REQUEST
Exactly how many lines have the word "sleep"? Answer with the bare number.

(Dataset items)
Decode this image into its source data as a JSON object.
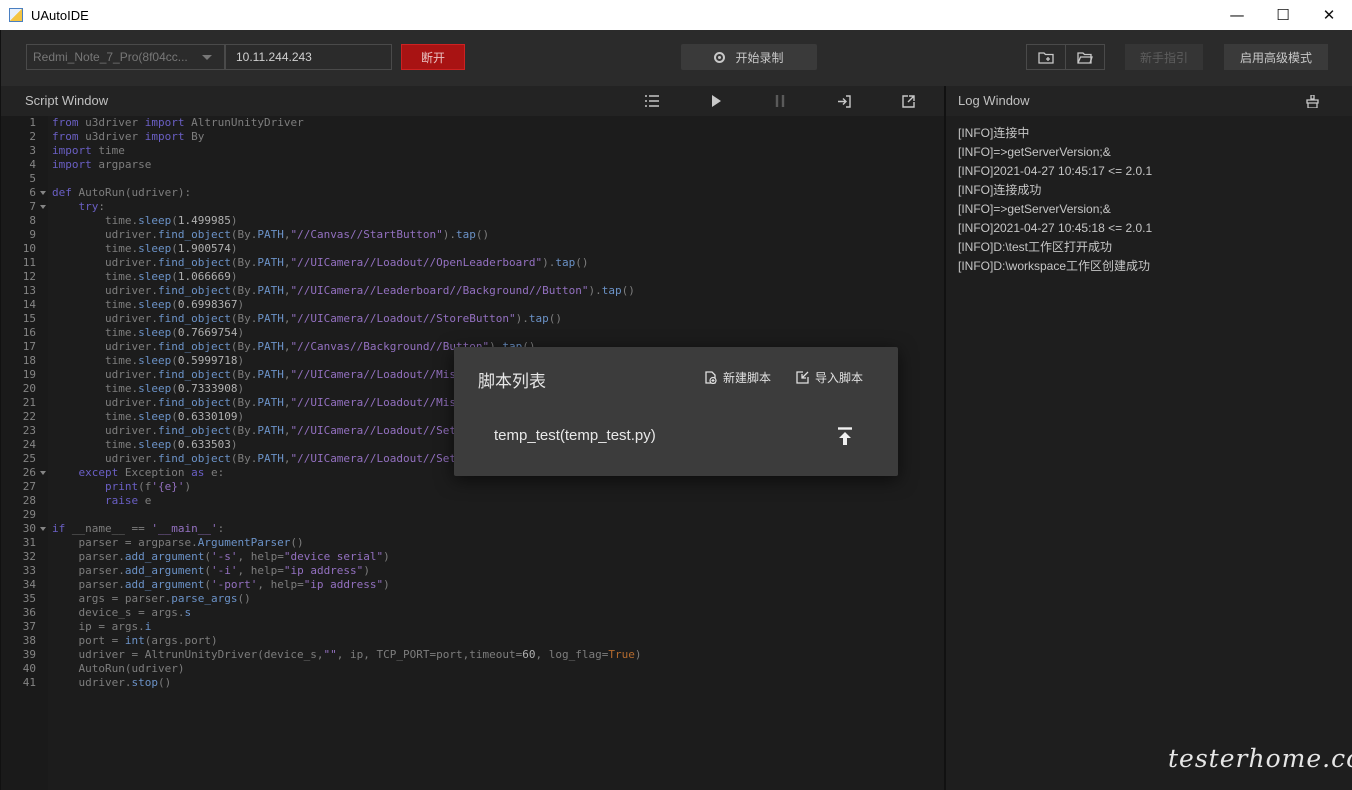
{
  "window": {
    "title": "UAutoIDE",
    "controls": [
      "—",
      "☐",
      "✕"
    ]
  },
  "toolbar": {
    "device": "Redmi_Note_7_Pro(8f04cc...",
    "ip": "10.11.244.243",
    "disconnect_label": "断开",
    "record_label": "开始录制",
    "guide_label": "新手指引",
    "advanced_label": "启用高级模式"
  },
  "script_panel": {
    "title": "Script Window"
  },
  "log_panel": {
    "title": "Log Window",
    "lines": [
      "[INFO]连接中",
      "[INFO]=>getServerVersion;&",
      "[INFO]2021-04-27 10:45:17 <= 2.0.1",
      "[INFO]连接成功",
      "[INFO]=>getServerVersion;&",
      "[INFO]2021-04-27 10:45:18 <= 2.0.1",
      "[INFO]D:\\test工作区打开成功",
      "[INFO]D:\\workspace工作区创建成功"
    ]
  },
  "editor": {
    "fold_lines": [
      6,
      7,
      26,
      30
    ],
    "lines": [
      "from u3driver import AltrunUnityDriver",
      "from u3driver import By",
      "import time",
      "import argparse",
      "",
      "def AutoRun(udriver):",
      "    try:",
      "        time.sleep(1.499985)",
      "        udriver.find_object(By.PATH,\"//Canvas//StartButton\").tap()",
      "        time.sleep(1.900574)",
      "        udriver.find_object(By.PATH,\"//UICamera//Loadout//OpenLeaderboard\").tap()",
      "        time.sleep(1.066669)",
      "        udriver.find_object(By.PATH,\"//UICamera//Leaderboard//Background//Button\").tap()",
      "        time.sleep(0.6998367)",
      "        udriver.find_object(By.PATH,\"//UICamera//Loadout//StoreButton\").tap()",
      "        time.sleep(0.7669754)",
      "        udriver.find_object(By.PATH,\"//Canvas//Background//Button\").tap()",
      "        time.sleep(0.5999718)",
      "        udriver.find_object(By.PATH,\"//UICamera//Loadout//Mis",
      "        time.sleep(0.7333908)",
      "        udriver.find_object(By.PATH,\"//UICamera//Loadout//Mis",
      "        time.sleep(0.6330109)",
      "        udriver.find_object(By.PATH,\"//UICamera//Loadout//Set",
      "        time.sleep(0.633503)",
      "        udriver.find_object(By.PATH,\"//UICamera//Loadout//Set",
      "    except Exception as e:",
      "        print(f'{e}')",
      "        raise e",
      "",
      "if __name__ == '__main__':",
      "    parser = argparse.ArgumentParser()",
      "    parser.add_argument('-s', help=\"device serial\")",
      "    parser.add_argument('-i', help=\"ip address\")",
      "    parser.add_argument('-port', help=\"ip address\")",
      "    args = parser.parse_args()",
      "    device_s = args.s",
      "    ip = args.i",
      "    port = int(args.port)",
      "    udriver = AltrunUnityDriver(device_s,\"\", ip, TCP_PORT=port,timeout=60, log_flag=True)",
      "    AutoRun(udriver)",
      "    udriver.stop()"
    ]
  },
  "modal": {
    "title": "脚本列表",
    "new_label": "新建脚本",
    "import_label": "导入脚本",
    "script_item": "temp_test(temp_test.py)"
  },
  "watermark": "testerhome.com"
}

FINAL RESULT
9